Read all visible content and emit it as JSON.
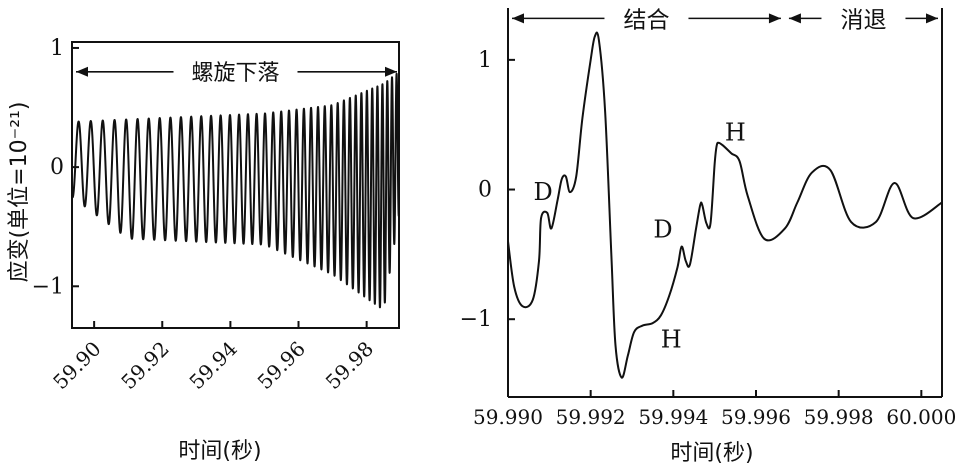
{
  "chart_data": [
    {
      "type": "line",
      "title": "",
      "xlabel": "时间(秒)",
      "ylabel": "应变(单位=10⁻²¹)",
      "xlim": [
        59.8935,
        59.9895
      ],
      "ylim": [
        -1.35,
        1.05
      ],
      "grid": false,
      "x_ticks": [
        "59.90",
        "59.92",
        "59.94",
        "59.96",
        "59.98"
      ],
      "x_tick_values": [
        59.9,
        59.92,
        59.94,
        59.96,
        59.98
      ],
      "y_ticks": [
        "1",
        "0",
        "−1"
      ],
      "y_tick_values": [
        1,
        0,
        -1
      ],
      "annotations": [
        {
          "text": "螺旋下落",
          "x_from": 59.8935,
          "x_to": 59.9895,
          "y": 0.8
        }
      ],
      "series": [
        {
          "oscillation": {
            "x_start": 59.8935,
            "x_end": 59.9895,
            "period_start_s": 0.0036,
            "period_end_s": 0.0013,
            "max_envelope": [
              [
                59.8935,
                0.38
              ],
              [
                59.95,
                0.45
              ],
              [
                59.97,
                0.52
              ],
              [
                59.985,
                0.7
              ],
              [
                59.9895,
                0.8
              ]
            ],
            "min_envelope": [
              [
                59.8935,
                -0.25
              ],
              [
                59.91,
                -0.6
              ],
              [
                59.95,
                -0.65
              ],
              [
                59.97,
                -0.9
              ],
              [
                59.985,
                -1.2
              ],
              [
                59.9895,
                -0.4
              ]
            ]
          }
        }
      ]
    },
    {
      "type": "line",
      "title": "",
      "xlabel": "时间(秒)",
      "ylabel": "",
      "xlim": [
        59.99,
        60.0005
      ],
      "ylim": [
        -1.6,
        1.4
      ],
      "grid": false,
      "x_ticks": [
        "59.990",
        "59.992",
        "59.994",
        "59.996",
        "59.998",
        "60.000"
      ],
      "x_tick_values": [
        59.99,
        59.992,
        59.994,
        59.996,
        59.998,
        60.0
      ],
      "y_ticks": [
        "1",
        "0",
        "−1"
      ],
      "y_tick_values": [
        1,
        0,
        -1
      ],
      "annotations": [
        {
          "text": "结合",
          "x_from": 59.99,
          "x_to": 59.9967,
          "y": 1.32
        },
        {
          "text": "消退",
          "x_from": 59.9967,
          "x_to": 60.0005,
          "y": 1.32
        }
      ],
      "labels": [
        {
          "text": "D",
          "x": 59.99085,
          "y": -0.08
        },
        {
          "text": "D",
          "x": 59.99375,
          "y": -0.37
        },
        {
          "text": "H",
          "x": 59.99395,
          "y": -1.22
        },
        {
          "text": "H",
          "x": 59.9955,
          "y": 0.38
        }
      ],
      "series": [
        {
          "x": [
            59.99,
            59.99015,
            59.99035,
            59.9906,
            59.99075,
            59.9908,
            59.99095,
            59.99105,
            59.9912,
            59.9913,
            59.9914,
            59.9915,
            59.99165,
            59.9918,
            59.992,
            59.9921,
            59.9922,
            59.99235,
            59.9925,
            59.9926,
            59.99275,
            59.9929,
            59.99305,
            59.99325,
            59.9935,
            59.9937,
            59.9939,
            59.9941,
            59.9942,
            59.9943,
            59.9944,
            59.99455,
            59.99465,
            59.9947,
            59.9948,
            59.9949,
            59.995,
            59.99505,
            59.9951,
            59.9952,
            59.9954,
            59.9956,
            59.9958,
            59.9962,
            59.9967,
            59.997,
            59.99735,
            59.9978,
            59.9983,
            59.9989,
            59.99935,
            59.9998,
            60.0005
          ],
          "y": [
            -0.4,
            -0.75,
            -0.9,
            -0.85,
            -0.55,
            -0.22,
            -0.18,
            -0.3,
            -0.08,
            0.08,
            0.1,
            -0.02,
            0.1,
            0.55,
            1.0,
            1.18,
            1.15,
            0.6,
            -0.5,
            -1.2,
            -1.45,
            -1.28,
            -1.1,
            -1.05,
            -1.03,
            -0.97,
            -0.82,
            -0.6,
            -0.44,
            -0.55,
            -0.58,
            -0.3,
            -0.12,
            -0.12,
            -0.26,
            -0.26,
            0.2,
            0.34,
            0.36,
            0.34,
            0.28,
            0.22,
            -0.05,
            -0.38,
            -0.3,
            -0.1,
            0.13,
            0.15,
            -0.25,
            -0.25,
            0.05,
            -0.22,
            -0.1
          ]
        }
      ]
    }
  ]
}
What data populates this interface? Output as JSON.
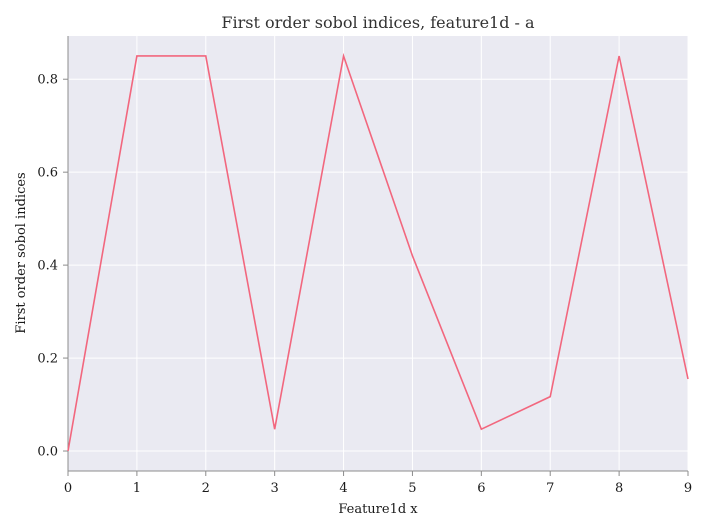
{
  "chart_data": {
    "type": "line",
    "title": "First order sobol indices, feature1d - a",
    "xlabel": "Feature1d x",
    "ylabel": "First order sobol indices",
    "x": [
      0,
      1,
      2,
      3,
      4,
      5,
      6,
      7,
      8,
      9
    ],
    "series": [
      {
        "values": [
          0.0,
          0.85,
          0.85,
          0.047,
          0.85,
          0.42,
          0.047,
          0.117,
          0.85,
          0.155
        ],
        "color": "#f2677e"
      }
    ],
    "xlim": [
      0,
      9
    ],
    "ylim": [
      -0.043,
      0.893
    ],
    "xticks": [
      0,
      1,
      2,
      3,
      4,
      5,
      6,
      7,
      8,
      9
    ],
    "xtick_labels": [
      "0",
      "1",
      "2",
      "3",
      "4",
      "5",
      "6",
      "7",
      "8",
      "9"
    ],
    "yticks": [
      0.0,
      0.2,
      0.4,
      0.6,
      0.8
    ],
    "ytick_labels": [
      "0.0",
      "0.2",
      "0.4",
      "0.6",
      "0.8"
    ],
    "grid": true,
    "background_color": "#eaeaf2"
  }
}
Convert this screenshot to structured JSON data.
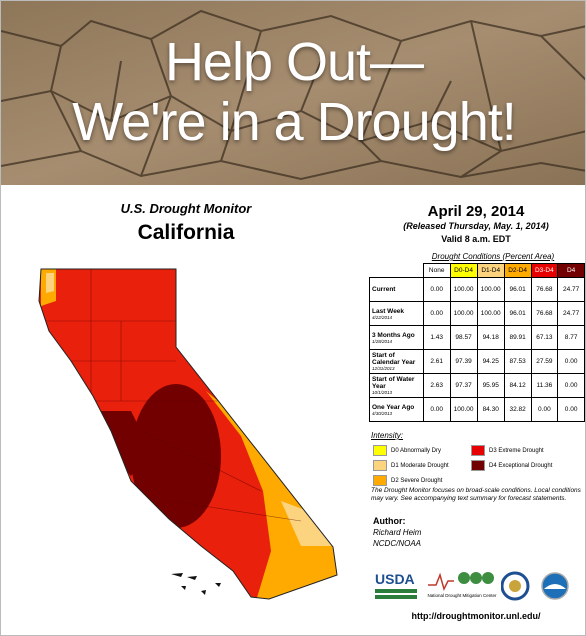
{
  "banner": {
    "line1": "Help Out—",
    "line2": "We're in a Drought!"
  },
  "map": {
    "title": "U.S. Drought Monitor",
    "region": "California"
  },
  "report": {
    "date": "April 29, 2014",
    "released": "(Released Thursday, May. 1, 2014)",
    "valid": "Valid 8 a.m. EDT"
  },
  "table": {
    "caption": "Drought Conditions (Percent Area)",
    "columns": [
      {
        "label": "None",
        "color": "#ffffff",
        "text": "#000000"
      },
      {
        "label": "D0-D4",
        "color": "#ffff00",
        "text": "#000000"
      },
      {
        "label": "D1-D4",
        "color": "#fcd37f",
        "text": "#000000"
      },
      {
        "label": "D2-D4",
        "color": "#ffaa00",
        "text": "#000000"
      },
      {
        "label": "D3-D4",
        "color": "#e60000",
        "text": "#ffffff"
      },
      {
        "label": "D4",
        "color": "#730000",
        "text": "#ffffff"
      }
    ],
    "rows": [
      {
        "label": "Current",
        "values": [
          "0.00",
          "100.00",
          "100.00",
          "96.01",
          "76.68",
          "24.77"
        ]
      },
      {
        "label": "Last Week",
        "date": "4/22/2014",
        "values": [
          "0.00",
          "100.00",
          "100.00",
          "96.01",
          "76.68",
          "24.77"
        ]
      },
      {
        "label": "3 Months Ago",
        "date": "1/28/2014",
        "values": [
          "1.43",
          "98.57",
          "94.18",
          "89.91",
          "67.13",
          "8.77"
        ]
      },
      {
        "label": "Start of Calendar Year",
        "date": "12/31/2013",
        "values": [
          "2.61",
          "97.39",
          "94.25",
          "87.53",
          "27.59",
          "0.00"
        ]
      },
      {
        "label": "Start of Water Year",
        "date": "10/1/2013",
        "values": [
          "2.63",
          "97.37",
          "95.95",
          "84.12",
          "11.36",
          "0.00"
        ]
      },
      {
        "label": "One Year Ago",
        "date": "4/30/2013",
        "values": [
          "0.00",
          "100.00",
          "84.30",
          "32.82",
          "0.00",
          "0.00"
        ]
      }
    ]
  },
  "legend": {
    "title": "Intensity:",
    "items": [
      {
        "label": "D0 Abnormally Dry",
        "color": "#ffff00"
      },
      {
        "label": "D1 Moderate Drought",
        "color": "#fcd37f"
      },
      {
        "label": "D2 Severe Drought",
        "color": "#ffaa00"
      },
      {
        "label": "D3 Extreme Drought",
        "color": "#e60000"
      },
      {
        "label": "D4 Exceptional Drought",
        "color": "#730000"
      }
    ]
  },
  "note": "The Drought Monitor focuses on broad-scale conditions. Local conditions may vary. See accompanying text summary for forecast statements.",
  "author": {
    "label": "Author:",
    "name": "Richard Heim",
    "org": "NCDC/NOAA"
  },
  "logos": {
    "usda": "USDA",
    "ndmc": "National Drought Mitigation Center"
  },
  "url": "http://droughtmonitor.unl.edu/"
}
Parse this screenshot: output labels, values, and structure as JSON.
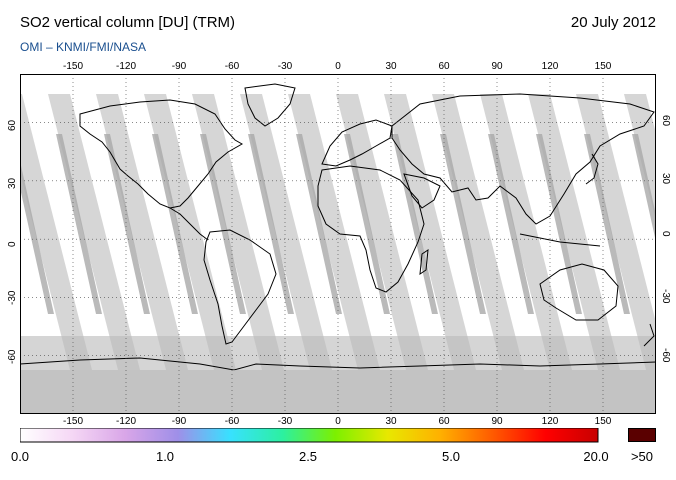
{
  "header": {
    "title": "SO2 vertical column [DU] (TRM)",
    "date": "20 July 2012",
    "source": "OMI  –  KNMI/FMI/NASA"
  },
  "map": {
    "longitude_ticks": [
      "-150",
      "-120",
      "-90",
      "-60",
      "-30",
      "0",
      "30",
      "60",
      "90",
      "120",
      "150"
    ],
    "latitude_ticks": [
      "60",
      "30",
      "0",
      "-30",
      "-60"
    ],
    "colors": {
      "ocean": "#ffffff",
      "swath_gap": "#cfcfcf",
      "swath_dark": "#a9a9a9",
      "polar_night": "#b9b9b9",
      "coastline": "#000000",
      "grid": "#444444"
    }
  },
  "colorbar": {
    "labels": [
      "0.0",
      "1.0",
      "2.5",
      "5.0",
      "20.0"
    ],
    "over_label": ">50",
    "gradient": [
      "#ffffff",
      "#f5d7f5",
      "#d9a6e8",
      "#9f8fe8",
      "#38e1ff",
      "#2cf0a0",
      "#7cf000",
      "#e8e800",
      "#ffb000",
      "#ff5a00",
      "#ff0000",
      "#c80000"
    ],
    "over_color": "#5a0000"
  }
}
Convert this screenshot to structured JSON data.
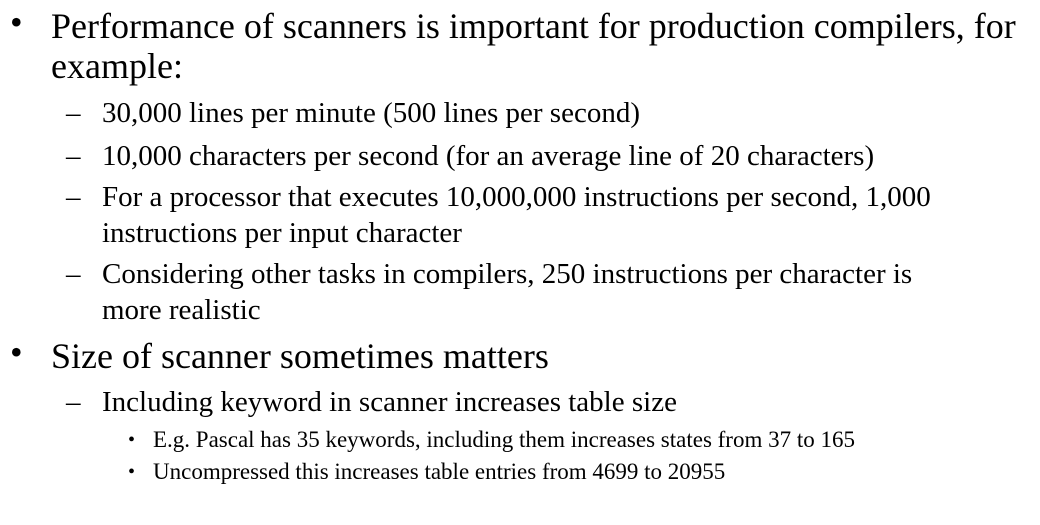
{
  "bullets": [
    {
      "text": "Performance of scanners is important for production compilers, for example:",
      "sub": [
        {
          "text": "30,000 lines per minute (500 lines per second)"
        },
        {
          "text": "10,000 characters per second (for an average line of 20 characters)"
        },
        {
          "text": "For a processor that executes 10,000,000 instructions per second, 1,000 instructions per input character"
        },
        {
          "text": "Considering other tasks in compilers, 250 instructions per character is more realistic"
        }
      ]
    },
    {
      "text": "Size of scanner sometimes matters",
      "sub": [
        {
          "text": "Including keyword in scanner increases table size",
          "sub": [
            {
              "text": "E.g. Pascal has 35 keywords, including them increases states from 37 to 165"
            },
            {
              "text": "Uncompressed this increases table entries from 4699 to 20955"
            }
          ]
        }
      ]
    }
  ],
  "markers": {
    "level1": "•",
    "level2": "–",
    "level3": "•"
  }
}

....................

| Problem to solve |
Go through the records and show every line with the string "date" in it.

| Exercise solution |
    "date": "April 29, 2014",
        "date": "4/22/2014",
        "date": "1/28/2014",
        "date": "12/31/2013",
        "date": "10/1/2013",
        "date": "4/30/2013",
    "date": "20 July 2012",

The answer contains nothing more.